[Task statement]: Output each entry exactly; skip nothing.

Entries taken from a collection
+++

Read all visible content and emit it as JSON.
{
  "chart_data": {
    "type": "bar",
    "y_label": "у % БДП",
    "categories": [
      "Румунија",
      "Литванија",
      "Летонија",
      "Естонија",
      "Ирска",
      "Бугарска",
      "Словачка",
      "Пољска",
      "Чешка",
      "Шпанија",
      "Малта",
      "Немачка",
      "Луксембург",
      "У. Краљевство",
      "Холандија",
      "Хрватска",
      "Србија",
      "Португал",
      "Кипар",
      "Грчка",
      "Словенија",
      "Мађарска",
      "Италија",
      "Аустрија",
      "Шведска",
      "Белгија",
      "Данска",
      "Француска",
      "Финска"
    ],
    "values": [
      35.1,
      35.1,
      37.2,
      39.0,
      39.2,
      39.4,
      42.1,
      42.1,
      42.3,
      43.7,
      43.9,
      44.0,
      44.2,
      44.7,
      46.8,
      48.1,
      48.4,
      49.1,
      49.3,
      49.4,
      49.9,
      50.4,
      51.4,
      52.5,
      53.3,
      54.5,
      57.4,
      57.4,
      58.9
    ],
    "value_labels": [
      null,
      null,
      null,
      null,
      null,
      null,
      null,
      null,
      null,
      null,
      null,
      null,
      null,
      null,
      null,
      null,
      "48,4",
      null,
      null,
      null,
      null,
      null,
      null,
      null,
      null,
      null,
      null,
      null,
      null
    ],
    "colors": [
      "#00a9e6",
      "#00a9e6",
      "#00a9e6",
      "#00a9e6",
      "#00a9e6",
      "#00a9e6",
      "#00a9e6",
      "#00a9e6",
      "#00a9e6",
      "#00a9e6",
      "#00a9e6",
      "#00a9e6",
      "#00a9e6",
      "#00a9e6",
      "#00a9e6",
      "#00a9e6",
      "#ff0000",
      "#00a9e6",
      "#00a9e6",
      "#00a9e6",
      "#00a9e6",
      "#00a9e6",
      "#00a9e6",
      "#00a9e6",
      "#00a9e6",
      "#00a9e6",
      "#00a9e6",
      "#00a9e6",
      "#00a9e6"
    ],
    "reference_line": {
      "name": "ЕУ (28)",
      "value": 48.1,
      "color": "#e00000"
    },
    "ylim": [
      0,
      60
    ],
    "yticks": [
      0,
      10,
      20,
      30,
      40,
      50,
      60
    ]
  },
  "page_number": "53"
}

+++

[Solution to this problem]:
Read all visible content and emit it as JSON.
{
  "chart_data": {
    "type": "bar",
    "y_label": "у % БДП",
    "categories": [
      "Румунија",
      "Литванија",
      "Летонија",
      "Естонија",
      "Ирска",
      "Бугарска",
      "Словачка",
      "Пољска",
      "Чешка",
      "Шпанија",
      "Малта",
      "Немачка",
      "Луксембург",
      "У. Краљевство",
      "Холандија",
      "Хрватска",
      "Србија",
      "Португал",
      "Кипар",
      "Грчка",
      "Словенија",
      "Мађарска",
      "Италија",
      "Аустрија",
      "Шведска",
      "Белгија",
      "Данска",
      "Француска",
      "Финска"
    ],
    "values": [
      35.1,
      35.1,
      37.2,
      39.0,
      39.2,
      39.4,
      42.1,
      42.1,
      42.3,
      43.7,
      43.9,
      44.0,
      44.2,
      44.7,
      46.8,
      48.1,
      48.4,
      49.1,
      49.3,
      49.4,
      49.9,
      50.4,
      51.4,
      52.5,
      53.3,
      54.5,
      57.4,
      57.4,
      58.9
    ],
    "value_labels": [
      null,
      null,
      null,
      null,
      null,
      null,
      null,
      null,
      null,
      null,
      null,
      null,
      null,
      null,
      null,
      null,
      "48,4",
      null,
      null,
      null,
      null,
      null,
      null,
      null,
      null,
      null,
      null,
      null,
      null
    ],
    "colors": [
      "#00a9e6",
      "#00a9e6",
      "#00a9e6",
      "#00a9e6",
      "#00a9e6",
      "#00a9e6",
      "#00a9e6",
      "#00a9e6",
      "#00a9e6",
      "#00a9e6",
      "#00a9e6",
      "#00a9e6",
      "#00a9e6",
      "#00a9e6",
      "#00a9e6",
      "#00a9e6",
      "#ff0000",
      "#00a9e6",
      "#00a9e6",
      "#00a9e6",
      "#00a9e6",
      "#00a9e6",
      "#00a9e6",
      "#00a9e6",
      "#00a9e6",
      "#00a9e6",
      "#00a9e6",
      "#00a9e6",
      "#00a9e6"
    ],
    "reference_line": {
      "name": "ЕУ (28)",
      "value": 48.1,
      "color": "#e00000"
    },
    "ylim": [
      0,
      60
    ],
    "yticks": [
      0,
      10,
      20,
      30,
      40,
      50,
      60
    ]
  },
  "page_number": "53"
}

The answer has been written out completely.